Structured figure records
——————————
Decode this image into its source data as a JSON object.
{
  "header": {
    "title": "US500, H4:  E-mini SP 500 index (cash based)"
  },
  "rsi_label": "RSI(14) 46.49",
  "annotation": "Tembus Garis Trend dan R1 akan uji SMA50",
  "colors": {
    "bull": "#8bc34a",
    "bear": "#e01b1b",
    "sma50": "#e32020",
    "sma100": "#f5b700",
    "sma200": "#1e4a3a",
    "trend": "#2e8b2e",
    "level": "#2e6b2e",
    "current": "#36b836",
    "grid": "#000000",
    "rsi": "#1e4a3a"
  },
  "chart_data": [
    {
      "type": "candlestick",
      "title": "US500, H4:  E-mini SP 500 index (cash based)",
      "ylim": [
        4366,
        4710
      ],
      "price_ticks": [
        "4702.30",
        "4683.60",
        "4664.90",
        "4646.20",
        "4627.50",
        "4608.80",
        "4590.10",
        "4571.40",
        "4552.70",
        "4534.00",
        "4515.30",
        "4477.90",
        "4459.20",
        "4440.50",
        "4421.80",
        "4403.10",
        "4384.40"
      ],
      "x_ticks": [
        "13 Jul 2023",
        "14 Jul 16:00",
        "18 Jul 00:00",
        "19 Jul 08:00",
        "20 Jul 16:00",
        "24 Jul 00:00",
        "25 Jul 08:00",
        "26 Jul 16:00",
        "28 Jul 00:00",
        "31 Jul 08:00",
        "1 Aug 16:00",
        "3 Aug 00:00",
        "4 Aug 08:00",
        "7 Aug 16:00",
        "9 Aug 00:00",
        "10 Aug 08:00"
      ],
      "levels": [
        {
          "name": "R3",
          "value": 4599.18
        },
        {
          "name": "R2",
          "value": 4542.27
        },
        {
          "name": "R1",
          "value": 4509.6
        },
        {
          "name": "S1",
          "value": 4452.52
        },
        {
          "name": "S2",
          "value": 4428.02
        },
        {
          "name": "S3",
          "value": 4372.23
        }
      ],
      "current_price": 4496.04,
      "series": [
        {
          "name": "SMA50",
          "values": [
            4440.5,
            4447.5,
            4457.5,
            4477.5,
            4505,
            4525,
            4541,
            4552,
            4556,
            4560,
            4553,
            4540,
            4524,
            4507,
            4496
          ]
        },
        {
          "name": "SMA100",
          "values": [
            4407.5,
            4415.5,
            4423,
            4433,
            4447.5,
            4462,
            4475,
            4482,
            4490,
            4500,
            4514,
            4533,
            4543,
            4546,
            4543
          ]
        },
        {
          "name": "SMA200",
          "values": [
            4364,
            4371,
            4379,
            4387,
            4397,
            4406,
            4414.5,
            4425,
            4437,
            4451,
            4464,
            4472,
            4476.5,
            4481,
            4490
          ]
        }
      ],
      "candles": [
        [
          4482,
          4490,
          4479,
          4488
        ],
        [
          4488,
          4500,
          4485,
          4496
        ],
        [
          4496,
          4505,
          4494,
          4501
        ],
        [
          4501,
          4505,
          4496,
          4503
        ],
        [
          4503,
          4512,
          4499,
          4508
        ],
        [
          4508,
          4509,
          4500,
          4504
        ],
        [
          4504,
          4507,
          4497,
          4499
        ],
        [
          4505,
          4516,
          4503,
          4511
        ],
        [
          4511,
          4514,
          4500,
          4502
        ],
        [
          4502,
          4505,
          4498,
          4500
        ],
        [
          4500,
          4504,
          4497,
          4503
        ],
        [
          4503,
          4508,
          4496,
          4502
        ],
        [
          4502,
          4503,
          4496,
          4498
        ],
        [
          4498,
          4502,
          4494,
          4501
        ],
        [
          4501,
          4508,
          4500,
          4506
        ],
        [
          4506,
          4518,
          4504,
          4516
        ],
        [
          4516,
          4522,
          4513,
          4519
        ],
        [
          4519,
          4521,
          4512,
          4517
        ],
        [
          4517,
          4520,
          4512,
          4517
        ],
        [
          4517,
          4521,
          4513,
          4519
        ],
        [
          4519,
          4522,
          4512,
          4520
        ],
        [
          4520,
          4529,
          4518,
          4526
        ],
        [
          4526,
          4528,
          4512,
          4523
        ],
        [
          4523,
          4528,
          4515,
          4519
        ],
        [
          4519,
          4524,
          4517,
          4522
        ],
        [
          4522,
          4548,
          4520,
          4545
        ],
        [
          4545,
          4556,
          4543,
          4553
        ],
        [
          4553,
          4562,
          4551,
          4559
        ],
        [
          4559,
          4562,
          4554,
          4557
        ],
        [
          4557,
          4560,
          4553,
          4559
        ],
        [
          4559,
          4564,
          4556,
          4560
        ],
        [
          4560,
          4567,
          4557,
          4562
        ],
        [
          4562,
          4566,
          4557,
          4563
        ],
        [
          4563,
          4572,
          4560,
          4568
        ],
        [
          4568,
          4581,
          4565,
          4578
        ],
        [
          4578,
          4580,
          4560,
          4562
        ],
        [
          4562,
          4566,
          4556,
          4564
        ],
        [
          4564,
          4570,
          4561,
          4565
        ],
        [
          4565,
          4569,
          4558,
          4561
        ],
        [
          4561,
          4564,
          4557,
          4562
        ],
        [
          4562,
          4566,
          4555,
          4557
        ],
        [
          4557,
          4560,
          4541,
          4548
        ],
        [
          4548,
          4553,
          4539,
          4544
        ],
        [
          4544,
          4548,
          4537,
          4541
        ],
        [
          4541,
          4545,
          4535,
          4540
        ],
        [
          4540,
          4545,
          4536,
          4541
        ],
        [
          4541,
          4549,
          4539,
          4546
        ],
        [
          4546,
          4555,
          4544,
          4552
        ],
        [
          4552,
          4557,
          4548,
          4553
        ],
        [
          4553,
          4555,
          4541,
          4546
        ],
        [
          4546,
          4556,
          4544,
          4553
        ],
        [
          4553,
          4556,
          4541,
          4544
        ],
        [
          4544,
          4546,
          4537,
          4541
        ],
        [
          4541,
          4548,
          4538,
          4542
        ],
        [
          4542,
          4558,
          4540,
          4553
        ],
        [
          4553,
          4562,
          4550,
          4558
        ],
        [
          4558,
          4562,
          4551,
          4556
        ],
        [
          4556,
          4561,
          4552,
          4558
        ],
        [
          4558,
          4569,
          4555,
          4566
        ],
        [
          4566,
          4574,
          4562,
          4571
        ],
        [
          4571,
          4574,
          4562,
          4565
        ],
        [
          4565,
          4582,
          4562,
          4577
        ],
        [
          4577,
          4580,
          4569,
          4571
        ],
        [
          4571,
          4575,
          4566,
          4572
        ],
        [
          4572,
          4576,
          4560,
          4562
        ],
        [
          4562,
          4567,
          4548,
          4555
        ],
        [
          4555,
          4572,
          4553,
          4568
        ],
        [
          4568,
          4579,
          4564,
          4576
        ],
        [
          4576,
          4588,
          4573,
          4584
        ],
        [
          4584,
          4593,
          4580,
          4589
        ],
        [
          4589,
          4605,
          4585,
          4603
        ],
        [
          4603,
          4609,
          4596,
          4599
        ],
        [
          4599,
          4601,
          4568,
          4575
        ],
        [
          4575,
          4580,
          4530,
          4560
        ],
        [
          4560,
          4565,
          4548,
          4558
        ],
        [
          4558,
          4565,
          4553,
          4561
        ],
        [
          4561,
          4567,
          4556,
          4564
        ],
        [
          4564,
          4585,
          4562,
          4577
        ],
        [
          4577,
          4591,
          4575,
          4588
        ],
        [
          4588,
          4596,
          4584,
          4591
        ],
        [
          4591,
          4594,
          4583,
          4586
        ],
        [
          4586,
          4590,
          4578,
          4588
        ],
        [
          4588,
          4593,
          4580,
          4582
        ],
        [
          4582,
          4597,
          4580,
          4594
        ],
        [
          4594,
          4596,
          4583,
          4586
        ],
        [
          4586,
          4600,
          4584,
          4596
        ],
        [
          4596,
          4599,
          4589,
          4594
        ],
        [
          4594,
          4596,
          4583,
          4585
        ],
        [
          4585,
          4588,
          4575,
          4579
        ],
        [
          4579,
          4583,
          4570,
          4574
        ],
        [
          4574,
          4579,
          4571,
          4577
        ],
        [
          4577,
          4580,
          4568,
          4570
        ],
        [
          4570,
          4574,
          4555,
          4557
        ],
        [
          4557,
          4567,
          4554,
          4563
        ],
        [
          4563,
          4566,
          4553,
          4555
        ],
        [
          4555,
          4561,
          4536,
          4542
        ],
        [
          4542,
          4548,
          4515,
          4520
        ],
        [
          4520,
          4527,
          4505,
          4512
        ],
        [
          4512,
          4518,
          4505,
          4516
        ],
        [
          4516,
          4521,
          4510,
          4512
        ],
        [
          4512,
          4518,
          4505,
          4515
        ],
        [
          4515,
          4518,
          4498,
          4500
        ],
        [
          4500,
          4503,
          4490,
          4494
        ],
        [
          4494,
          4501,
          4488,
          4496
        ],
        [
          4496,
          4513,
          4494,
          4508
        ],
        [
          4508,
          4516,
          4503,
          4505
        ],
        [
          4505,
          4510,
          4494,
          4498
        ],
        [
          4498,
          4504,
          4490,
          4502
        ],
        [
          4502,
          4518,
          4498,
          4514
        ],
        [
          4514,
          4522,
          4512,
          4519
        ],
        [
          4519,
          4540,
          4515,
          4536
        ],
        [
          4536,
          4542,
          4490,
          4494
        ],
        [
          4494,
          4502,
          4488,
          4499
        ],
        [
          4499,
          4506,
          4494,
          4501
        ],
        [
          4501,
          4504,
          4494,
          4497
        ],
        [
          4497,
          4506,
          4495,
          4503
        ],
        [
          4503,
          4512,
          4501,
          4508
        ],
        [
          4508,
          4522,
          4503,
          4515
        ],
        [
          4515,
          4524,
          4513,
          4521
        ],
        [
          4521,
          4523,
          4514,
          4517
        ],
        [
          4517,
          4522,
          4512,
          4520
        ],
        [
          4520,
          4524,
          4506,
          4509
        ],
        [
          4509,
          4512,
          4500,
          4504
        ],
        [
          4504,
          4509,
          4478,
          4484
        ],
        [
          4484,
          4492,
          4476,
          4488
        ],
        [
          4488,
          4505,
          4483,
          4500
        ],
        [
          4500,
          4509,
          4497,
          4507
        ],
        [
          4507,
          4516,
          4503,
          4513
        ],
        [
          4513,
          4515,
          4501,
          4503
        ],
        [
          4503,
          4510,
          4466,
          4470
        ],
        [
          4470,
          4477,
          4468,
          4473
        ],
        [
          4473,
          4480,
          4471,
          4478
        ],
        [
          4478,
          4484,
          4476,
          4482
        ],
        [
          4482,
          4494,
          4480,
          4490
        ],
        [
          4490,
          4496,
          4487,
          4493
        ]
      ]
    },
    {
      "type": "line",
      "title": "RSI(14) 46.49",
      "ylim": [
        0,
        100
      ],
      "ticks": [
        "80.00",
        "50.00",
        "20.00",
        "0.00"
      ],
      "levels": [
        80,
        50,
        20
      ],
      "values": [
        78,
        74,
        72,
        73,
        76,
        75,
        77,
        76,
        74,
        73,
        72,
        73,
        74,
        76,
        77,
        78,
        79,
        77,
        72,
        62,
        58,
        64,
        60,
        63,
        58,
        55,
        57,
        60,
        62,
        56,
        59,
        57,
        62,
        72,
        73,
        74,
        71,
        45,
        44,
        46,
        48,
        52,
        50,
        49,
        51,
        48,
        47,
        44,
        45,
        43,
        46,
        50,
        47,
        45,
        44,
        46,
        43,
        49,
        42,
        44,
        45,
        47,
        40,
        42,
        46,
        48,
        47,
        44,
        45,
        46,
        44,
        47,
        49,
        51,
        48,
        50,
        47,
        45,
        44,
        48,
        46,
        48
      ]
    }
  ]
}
——————————
YOUR TASK: From the entries above, copy every line that holds the word "index".

OUTPUT OF THE TASK:
    "title": "US500, H4:  E-mini SP 500 index (cash based)"
      "title": "US500, H4:  E-mini SP 500 index (cash based)",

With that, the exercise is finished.